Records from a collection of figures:

++++++++++++++++++++

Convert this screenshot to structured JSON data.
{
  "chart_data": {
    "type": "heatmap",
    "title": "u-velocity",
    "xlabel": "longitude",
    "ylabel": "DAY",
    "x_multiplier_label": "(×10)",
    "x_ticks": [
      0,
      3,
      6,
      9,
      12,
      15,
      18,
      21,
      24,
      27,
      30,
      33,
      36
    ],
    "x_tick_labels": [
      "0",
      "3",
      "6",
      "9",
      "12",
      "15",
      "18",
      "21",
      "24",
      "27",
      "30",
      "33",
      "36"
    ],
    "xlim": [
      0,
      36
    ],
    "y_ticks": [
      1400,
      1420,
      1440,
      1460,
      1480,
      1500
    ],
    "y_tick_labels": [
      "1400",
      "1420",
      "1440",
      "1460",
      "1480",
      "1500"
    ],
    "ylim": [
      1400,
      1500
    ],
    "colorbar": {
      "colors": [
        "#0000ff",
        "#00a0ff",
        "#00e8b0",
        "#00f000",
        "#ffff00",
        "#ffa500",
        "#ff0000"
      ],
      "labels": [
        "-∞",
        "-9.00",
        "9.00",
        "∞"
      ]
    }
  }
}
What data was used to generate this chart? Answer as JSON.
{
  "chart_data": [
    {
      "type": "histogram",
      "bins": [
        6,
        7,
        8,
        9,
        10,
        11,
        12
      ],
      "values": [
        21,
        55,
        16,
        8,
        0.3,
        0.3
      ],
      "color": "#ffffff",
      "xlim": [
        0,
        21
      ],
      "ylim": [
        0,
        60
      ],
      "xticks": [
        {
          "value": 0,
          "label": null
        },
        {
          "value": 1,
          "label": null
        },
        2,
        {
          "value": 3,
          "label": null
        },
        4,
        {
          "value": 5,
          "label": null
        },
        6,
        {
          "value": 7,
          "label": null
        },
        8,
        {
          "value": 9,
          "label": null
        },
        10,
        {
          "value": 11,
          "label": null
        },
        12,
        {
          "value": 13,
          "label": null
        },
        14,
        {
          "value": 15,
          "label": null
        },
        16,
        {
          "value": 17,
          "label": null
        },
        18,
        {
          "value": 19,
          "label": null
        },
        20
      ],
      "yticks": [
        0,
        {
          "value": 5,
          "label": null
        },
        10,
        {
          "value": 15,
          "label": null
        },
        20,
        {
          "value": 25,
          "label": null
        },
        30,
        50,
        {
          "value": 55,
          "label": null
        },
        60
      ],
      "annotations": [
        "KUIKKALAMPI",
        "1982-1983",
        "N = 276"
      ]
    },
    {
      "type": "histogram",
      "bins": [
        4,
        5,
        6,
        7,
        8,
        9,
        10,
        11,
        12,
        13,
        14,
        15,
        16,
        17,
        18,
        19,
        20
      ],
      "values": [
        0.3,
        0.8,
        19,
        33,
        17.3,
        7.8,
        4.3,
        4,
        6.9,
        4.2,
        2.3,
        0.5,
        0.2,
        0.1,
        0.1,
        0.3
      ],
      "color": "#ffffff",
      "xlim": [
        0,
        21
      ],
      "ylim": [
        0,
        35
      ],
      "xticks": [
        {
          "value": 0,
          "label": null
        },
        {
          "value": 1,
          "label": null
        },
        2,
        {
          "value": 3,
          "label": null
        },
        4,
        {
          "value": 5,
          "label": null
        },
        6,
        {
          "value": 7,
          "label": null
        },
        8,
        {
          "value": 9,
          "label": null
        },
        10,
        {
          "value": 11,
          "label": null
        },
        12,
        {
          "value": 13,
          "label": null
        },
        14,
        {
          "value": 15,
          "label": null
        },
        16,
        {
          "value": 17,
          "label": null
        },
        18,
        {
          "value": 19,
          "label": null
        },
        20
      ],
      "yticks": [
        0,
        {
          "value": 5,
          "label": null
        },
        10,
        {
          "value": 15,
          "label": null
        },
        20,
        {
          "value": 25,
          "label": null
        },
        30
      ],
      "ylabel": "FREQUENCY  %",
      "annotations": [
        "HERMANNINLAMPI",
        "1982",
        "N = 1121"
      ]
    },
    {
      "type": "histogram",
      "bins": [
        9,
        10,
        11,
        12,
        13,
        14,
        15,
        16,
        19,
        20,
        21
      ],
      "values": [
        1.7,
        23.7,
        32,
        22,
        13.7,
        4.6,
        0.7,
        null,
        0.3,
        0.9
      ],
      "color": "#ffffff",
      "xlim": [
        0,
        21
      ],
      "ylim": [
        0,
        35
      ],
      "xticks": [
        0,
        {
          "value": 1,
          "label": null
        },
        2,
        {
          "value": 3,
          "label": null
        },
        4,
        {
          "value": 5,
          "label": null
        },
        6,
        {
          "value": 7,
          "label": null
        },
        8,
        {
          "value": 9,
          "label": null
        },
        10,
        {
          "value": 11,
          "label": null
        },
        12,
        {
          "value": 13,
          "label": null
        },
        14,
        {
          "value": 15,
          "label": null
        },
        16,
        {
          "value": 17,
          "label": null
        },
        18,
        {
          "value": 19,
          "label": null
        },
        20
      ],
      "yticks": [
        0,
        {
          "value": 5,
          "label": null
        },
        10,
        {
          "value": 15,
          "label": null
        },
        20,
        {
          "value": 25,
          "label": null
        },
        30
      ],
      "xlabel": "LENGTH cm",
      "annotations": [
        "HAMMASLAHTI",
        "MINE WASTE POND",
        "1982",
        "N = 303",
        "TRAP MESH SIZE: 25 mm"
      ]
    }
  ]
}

++++++++++++++++++++

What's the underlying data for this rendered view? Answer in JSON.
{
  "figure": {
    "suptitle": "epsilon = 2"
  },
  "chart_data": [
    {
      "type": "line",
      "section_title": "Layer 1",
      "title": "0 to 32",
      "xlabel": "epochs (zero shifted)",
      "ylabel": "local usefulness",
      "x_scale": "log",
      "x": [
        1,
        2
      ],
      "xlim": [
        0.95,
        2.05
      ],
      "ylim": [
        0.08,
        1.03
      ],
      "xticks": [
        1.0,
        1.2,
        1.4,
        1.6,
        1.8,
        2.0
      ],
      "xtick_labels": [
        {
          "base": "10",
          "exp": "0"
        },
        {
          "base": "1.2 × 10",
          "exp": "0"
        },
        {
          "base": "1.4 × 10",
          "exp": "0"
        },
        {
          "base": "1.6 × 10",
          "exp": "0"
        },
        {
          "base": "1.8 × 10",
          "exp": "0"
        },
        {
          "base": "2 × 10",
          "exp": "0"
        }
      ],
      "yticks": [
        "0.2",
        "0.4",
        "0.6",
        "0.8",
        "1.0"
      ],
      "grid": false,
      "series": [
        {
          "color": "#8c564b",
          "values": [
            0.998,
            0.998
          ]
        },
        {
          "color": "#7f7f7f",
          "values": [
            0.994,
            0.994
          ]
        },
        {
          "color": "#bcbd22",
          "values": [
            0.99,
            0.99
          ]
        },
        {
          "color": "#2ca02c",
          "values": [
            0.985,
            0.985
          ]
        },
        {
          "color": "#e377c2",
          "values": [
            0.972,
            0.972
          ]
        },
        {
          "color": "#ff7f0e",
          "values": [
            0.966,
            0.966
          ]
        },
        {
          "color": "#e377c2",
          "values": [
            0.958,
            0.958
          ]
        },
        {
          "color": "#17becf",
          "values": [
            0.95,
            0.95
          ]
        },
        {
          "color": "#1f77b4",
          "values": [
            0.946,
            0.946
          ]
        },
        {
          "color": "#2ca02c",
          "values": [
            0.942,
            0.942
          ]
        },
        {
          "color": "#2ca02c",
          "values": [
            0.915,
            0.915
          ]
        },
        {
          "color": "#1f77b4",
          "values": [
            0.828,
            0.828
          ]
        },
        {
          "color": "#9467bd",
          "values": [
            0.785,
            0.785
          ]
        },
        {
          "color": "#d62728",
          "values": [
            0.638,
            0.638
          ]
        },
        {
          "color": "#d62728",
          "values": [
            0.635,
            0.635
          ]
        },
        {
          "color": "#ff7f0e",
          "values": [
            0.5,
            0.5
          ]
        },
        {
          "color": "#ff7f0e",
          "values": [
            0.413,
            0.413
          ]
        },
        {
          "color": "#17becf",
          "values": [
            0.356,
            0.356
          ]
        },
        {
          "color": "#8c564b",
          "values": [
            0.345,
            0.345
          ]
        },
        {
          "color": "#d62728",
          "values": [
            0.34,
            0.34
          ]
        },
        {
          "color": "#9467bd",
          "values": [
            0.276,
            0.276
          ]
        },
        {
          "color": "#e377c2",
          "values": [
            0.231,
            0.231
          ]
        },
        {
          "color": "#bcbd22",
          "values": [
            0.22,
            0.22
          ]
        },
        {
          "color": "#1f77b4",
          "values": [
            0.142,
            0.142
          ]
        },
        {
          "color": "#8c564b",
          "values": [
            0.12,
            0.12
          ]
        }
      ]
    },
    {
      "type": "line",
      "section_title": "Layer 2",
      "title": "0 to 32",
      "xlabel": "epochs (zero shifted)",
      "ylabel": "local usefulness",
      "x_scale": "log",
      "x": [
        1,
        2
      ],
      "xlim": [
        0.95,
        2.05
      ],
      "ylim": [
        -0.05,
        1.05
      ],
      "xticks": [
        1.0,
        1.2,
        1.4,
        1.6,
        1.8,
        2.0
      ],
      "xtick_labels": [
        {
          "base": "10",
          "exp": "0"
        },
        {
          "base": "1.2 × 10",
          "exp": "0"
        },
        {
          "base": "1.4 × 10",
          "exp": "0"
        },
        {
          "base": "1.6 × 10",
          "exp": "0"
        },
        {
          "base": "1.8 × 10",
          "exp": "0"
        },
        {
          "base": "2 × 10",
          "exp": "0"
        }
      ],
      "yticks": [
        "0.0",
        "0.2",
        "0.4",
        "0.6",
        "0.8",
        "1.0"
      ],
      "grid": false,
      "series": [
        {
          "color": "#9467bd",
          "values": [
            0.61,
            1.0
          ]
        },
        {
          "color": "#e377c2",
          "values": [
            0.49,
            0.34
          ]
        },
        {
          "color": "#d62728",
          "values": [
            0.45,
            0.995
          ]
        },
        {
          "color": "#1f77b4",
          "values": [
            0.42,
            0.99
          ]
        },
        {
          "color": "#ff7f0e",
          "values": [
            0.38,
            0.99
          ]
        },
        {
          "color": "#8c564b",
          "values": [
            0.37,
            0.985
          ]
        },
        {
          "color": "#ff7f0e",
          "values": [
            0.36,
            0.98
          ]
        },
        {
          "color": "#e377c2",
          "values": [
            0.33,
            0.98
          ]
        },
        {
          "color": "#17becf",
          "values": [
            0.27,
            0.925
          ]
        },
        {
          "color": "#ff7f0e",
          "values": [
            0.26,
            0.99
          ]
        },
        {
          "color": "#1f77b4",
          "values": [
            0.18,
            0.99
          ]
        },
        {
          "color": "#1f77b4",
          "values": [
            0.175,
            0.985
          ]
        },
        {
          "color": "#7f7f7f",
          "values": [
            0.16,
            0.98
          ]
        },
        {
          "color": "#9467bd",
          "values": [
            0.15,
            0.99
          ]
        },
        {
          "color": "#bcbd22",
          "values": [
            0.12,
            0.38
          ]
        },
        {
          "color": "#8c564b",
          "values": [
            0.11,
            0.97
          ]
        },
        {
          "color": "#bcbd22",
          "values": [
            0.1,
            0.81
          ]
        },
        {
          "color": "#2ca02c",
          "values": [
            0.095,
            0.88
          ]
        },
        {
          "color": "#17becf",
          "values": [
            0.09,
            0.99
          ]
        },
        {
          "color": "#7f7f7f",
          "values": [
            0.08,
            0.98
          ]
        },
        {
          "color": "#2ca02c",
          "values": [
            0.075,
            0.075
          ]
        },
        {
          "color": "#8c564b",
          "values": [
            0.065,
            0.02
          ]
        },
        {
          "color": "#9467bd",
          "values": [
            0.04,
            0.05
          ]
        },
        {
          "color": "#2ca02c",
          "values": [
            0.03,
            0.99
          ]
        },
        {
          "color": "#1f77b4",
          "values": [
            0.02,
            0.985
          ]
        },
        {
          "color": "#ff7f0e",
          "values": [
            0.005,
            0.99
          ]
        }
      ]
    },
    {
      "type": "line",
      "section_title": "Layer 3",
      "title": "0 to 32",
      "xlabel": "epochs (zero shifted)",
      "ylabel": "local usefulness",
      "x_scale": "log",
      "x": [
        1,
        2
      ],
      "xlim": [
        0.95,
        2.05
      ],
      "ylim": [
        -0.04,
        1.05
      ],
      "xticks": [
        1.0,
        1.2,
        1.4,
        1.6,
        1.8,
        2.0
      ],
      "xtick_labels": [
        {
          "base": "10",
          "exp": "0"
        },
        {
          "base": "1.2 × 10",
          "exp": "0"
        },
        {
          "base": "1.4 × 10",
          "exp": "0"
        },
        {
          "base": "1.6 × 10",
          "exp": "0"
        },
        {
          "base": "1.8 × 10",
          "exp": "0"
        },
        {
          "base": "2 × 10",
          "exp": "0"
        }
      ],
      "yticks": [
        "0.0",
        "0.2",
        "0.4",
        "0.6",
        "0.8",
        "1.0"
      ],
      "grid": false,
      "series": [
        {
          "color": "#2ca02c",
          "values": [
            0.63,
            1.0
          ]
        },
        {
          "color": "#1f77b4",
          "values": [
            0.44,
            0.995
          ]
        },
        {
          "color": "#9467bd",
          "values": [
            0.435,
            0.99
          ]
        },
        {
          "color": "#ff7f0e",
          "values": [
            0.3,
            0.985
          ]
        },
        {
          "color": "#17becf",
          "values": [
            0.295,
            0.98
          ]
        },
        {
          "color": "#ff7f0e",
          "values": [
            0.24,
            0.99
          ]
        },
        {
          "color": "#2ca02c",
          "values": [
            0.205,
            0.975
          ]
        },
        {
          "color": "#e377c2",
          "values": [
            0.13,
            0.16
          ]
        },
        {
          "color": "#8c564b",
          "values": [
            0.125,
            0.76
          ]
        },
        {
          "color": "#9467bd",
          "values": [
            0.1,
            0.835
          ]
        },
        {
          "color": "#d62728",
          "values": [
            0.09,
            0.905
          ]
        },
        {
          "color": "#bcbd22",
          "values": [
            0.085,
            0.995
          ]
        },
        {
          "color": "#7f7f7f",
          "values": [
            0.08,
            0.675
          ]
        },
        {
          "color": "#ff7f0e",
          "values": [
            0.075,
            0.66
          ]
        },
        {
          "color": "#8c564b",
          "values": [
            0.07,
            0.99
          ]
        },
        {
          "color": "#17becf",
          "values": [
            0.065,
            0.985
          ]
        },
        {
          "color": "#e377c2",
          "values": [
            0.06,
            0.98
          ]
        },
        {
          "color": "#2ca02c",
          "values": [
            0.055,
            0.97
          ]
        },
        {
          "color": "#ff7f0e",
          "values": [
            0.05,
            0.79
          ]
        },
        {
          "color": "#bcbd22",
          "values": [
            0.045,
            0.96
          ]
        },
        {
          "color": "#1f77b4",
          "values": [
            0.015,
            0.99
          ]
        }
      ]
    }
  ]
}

++++++++++++++++++++

→ **Work to do**: Filter the records above for "Layer" and copy every matching line.

→ **Output for this task**:
      "section_title": "Layer 1",
      "section_title": "Layer 2",
      "section_title": "Layer 3",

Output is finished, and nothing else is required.